_DATA IN THIS EXERCISE_.
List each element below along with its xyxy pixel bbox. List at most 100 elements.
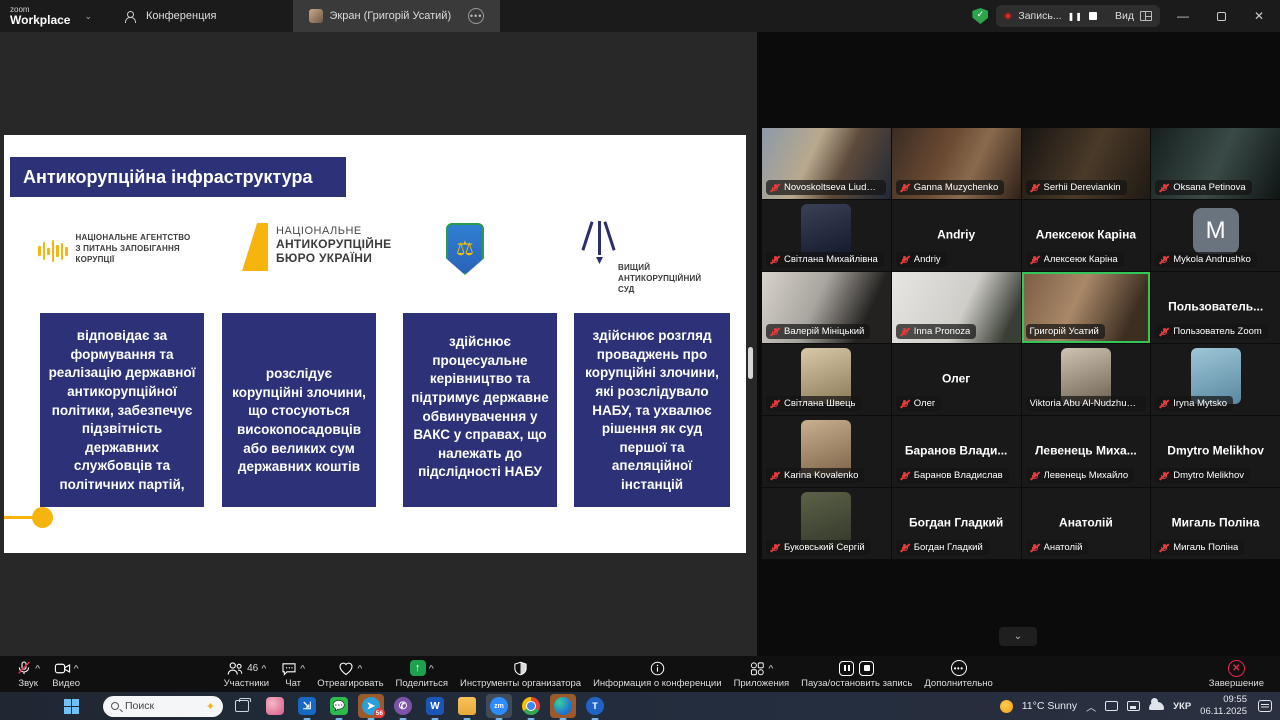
panel-resize-handle[interactable] [748,347,753,379]
nabu-line2: АНТИКОРУПЦІЙНЕ [276,237,392,251]
participant-tile[interactable]: Григорій Усатий [1021,272,1151,343]
taskbar-search-input[interactable]: Поиск ✦ [103,695,223,717]
notification-center-icon[interactable] [1258,700,1272,712]
audio-chevron-icon[interactable]: ^ [35,664,40,672]
participant-tile[interactable]: Karina Kovalenko [762,416,891,487]
participant-tile[interactable]: M M Mykola Andrushko [1151,200,1280,271]
participant-tile[interactable]: Валерій Мініцький [762,272,891,343]
participant-display-name: Мигаль Поліна [1171,515,1260,530]
t-app-icon[interactable]: T [582,694,608,720]
audio-label: Звук [18,677,38,689]
participant-tile[interactable]: Iryna Mytsko [1151,344,1280,415]
pink-app-icon[interactable] [262,694,288,718]
file-explorer-icon[interactable] [454,694,480,720]
close-button[interactable]: ✕ [1244,3,1274,29]
end-meeting-button[interactable]: ✕ Завершение [1203,656,1270,692]
meeting-info-label: Информация о конференции [593,677,722,689]
window-titlebar: zoom Workplace ⌄ Конференция Экран (Григ… [0,0,1280,32]
tray-chevron-up-icon[interactable]: ︿ [1086,699,1096,714]
apps-button[interactable]: ^ Приложения [728,656,796,692]
nazk-line2: З ПИТАНЬ ЗАПОБІГАННЯ [75,243,180,253]
participants-chevron-icon[interactable]: ^ [261,664,266,672]
telegram-icon[interactable]: ➤ 56 [358,694,385,720]
chrome-icon[interactable] [518,694,544,720]
participant-nameplate: Oksana Petinova [1155,180,1252,195]
participant-tile[interactable]: Dmytro Melikhov Dmytro Melikhov Dmytro M… [1151,416,1280,487]
participant-tile[interactable]: Баранов Влади... Баранов Влади... Барано… [891,416,1021,487]
task-view-button[interactable] [235,698,251,712]
audio-button[interactable]: ^ Звук [10,656,46,692]
participant-tile[interactable]: Novoskoltseva Liudmyla [762,128,891,199]
wechat-icon[interactable]: 💬 [326,694,352,720]
participant-nameplate: Serhii Dereviankin [1025,180,1127,195]
chat-button[interactable]: ^ Чат [275,656,311,692]
video-chevron-icon[interactable]: ^ [74,664,79,672]
participant-tile[interactable]: Богдан Гладкий Богдан Гладкий Богдан Гла… [891,488,1021,559]
tab-meeting[interactable]: Конференция [110,0,232,32]
edge-icon[interactable] [550,694,576,720]
participant-tile[interactable]: Пользователь... Пользователь... Пользова… [1151,272,1280,343]
weather-sun-icon[interactable] [999,699,1013,713]
participant-tile[interactable]: Serhii Dereviankin [1021,128,1151,199]
more-button[interactable]: ••• Дополнительно [918,656,998,692]
maximize-button[interactable] [1206,3,1236,29]
share-button[interactable]: ↑ ^ Поделиться [390,656,454,692]
anydesk-icon[interactable]: ⇲ [294,694,320,720]
participant-nameplate: Karina Kovalenko [766,468,865,483]
view-layout-icon[interactable] [1140,11,1152,21]
participant-tile[interactable]: Олег Олег Олег [891,344,1021,415]
nabu-line1: НАЦІОНАЛЬНЕ [276,225,362,237]
info-icon [650,661,665,675]
participant-tile[interactable]: Левенець Миха... Левенець Миха... Левене… [1021,416,1151,487]
host-tools-button[interactable]: Инструменты организатора [454,656,587,692]
react-button[interactable]: ^ Отреагировать [311,656,389,692]
meeting-info-button[interactable]: Информация о конференции [587,656,728,692]
viber-icon[interactable]: ✆ [390,694,416,720]
security-shield-icon[interactable] [972,8,989,24]
participant-tile[interactable]: Inna Pronoza [891,272,1021,343]
clock[interactable]: 09:55 06.11.2025 [1200,694,1247,718]
chevron-down-icon[interactable]: ⌄ [84,11,92,22]
share-chevron-icon[interactable]: ^ [429,664,434,672]
tray-device-icon[interactable] [1105,701,1119,711]
copilot-sparkle-icon[interactable]: ✦ [206,700,215,713]
participants-label: Участники [223,677,270,689]
video-button[interactable]: ^ Видео [46,656,86,692]
participants-button[interactable]: 46 ^ Участники [218,656,275,692]
onedrive-icon[interactable] [1149,698,1165,710]
participant-name-label: Iryna Mytsko [1173,398,1228,409]
apps-chevron-icon[interactable]: ^ [768,664,773,672]
zoom-app-icon[interactable]: zm [486,694,512,720]
chat-chevron-icon[interactable]: ^ [300,664,305,672]
tray-network-icon[interactable] [1127,701,1141,711]
pause-icon[interactable] [839,660,855,676]
react-chevron-icon[interactable]: ^ [357,664,362,672]
participant-tile[interactable]: Viktoria Abu Al-Nudzhum Al-... [1021,344,1151,415]
participant-tile[interactable]: Світлана Михайлівна [762,200,891,271]
meeting-main-area: Антикорупційна інфраструктура НАЦІОНАЛЬН… [0,32,1280,656]
participants-icon [227,661,243,675]
stop-recording-icon[interactable] [1089,12,1097,20]
tab-shared-screen[interactable]: Экран (Григорій Усатий) ••• [292,0,501,32]
mic-muted-icon [769,255,781,265]
start-button[interactable] [64,698,79,714]
participant-tile[interactable]: Буковський Сергій [762,488,891,559]
pause-recording-icon[interactable]: ❚❚ [1068,12,1083,21]
minimize-button[interactable]: — [1168,3,1198,29]
participant-tile[interactable]: Світлана Швець [762,344,891,415]
word-icon[interactable]: W [422,694,448,720]
participant-tile[interactable]: Анатолій Анатолій Анатолій [1021,488,1151,559]
language-indicator[interactable]: УКР [1173,701,1191,712]
participant-tile[interactable]: Oksana Petinova [1151,128,1280,199]
tab-options-icon[interactable]: ••• [468,8,485,24]
scroll-more-participants-button[interactable]: ⌄ [999,627,1037,646]
participant-tile[interactable]: Алексеюк Каріна Алексеюк Каріна Алексеюк… [1021,200,1151,271]
participant-tile[interactable]: Мигаль Поліна Мигаль Поліна Мигаль Полін… [1151,488,1280,559]
participant-tile[interactable]: Andriy Andriy Andriy [891,200,1021,271]
weather-label[interactable]: 11°C Sunny [1022,700,1077,712]
stop-icon[interactable] [859,660,875,676]
participant-tile[interactable]: Ganna Muzychenko [891,128,1021,199]
pause-stop-recording-button[interactable]: Пауза/остановить запись [795,656,918,692]
slide-box-nabu: розслідує корупційні злочини, що стосуют… [222,313,376,507]
participant-name-label: Олег [913,398,936,409]
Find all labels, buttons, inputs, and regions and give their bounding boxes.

_CHALLENGE_. Express the lines of the rows above, from the line holding "panel-resize-handle[interactable] [748,347,753,379]" through the line holding "notification-center-icon[interactable] [1258,700,1272,712]", inclusive, as a Markdown table with the columns No. and Line. Leave out any blank lines.

_RESULT OF THE TASK_.
| No. | Line |
|---|---|
| 1 | panel-resize-handle[interactable] [748,347,753,379] |
| 2 | nabu-line2: АНТИКОРУПЦІЙНЕ [276,237,392,251] |
| 3 | participant-tile[interactable]: Григорій Усатий [1021,272,1151,343] |
| 4 | taskbar-search-input[interactable]: Поиск ✦ [103,695,223,717] |
| 5 | notification-center-icon[interactable] [1258,700,1272,712] |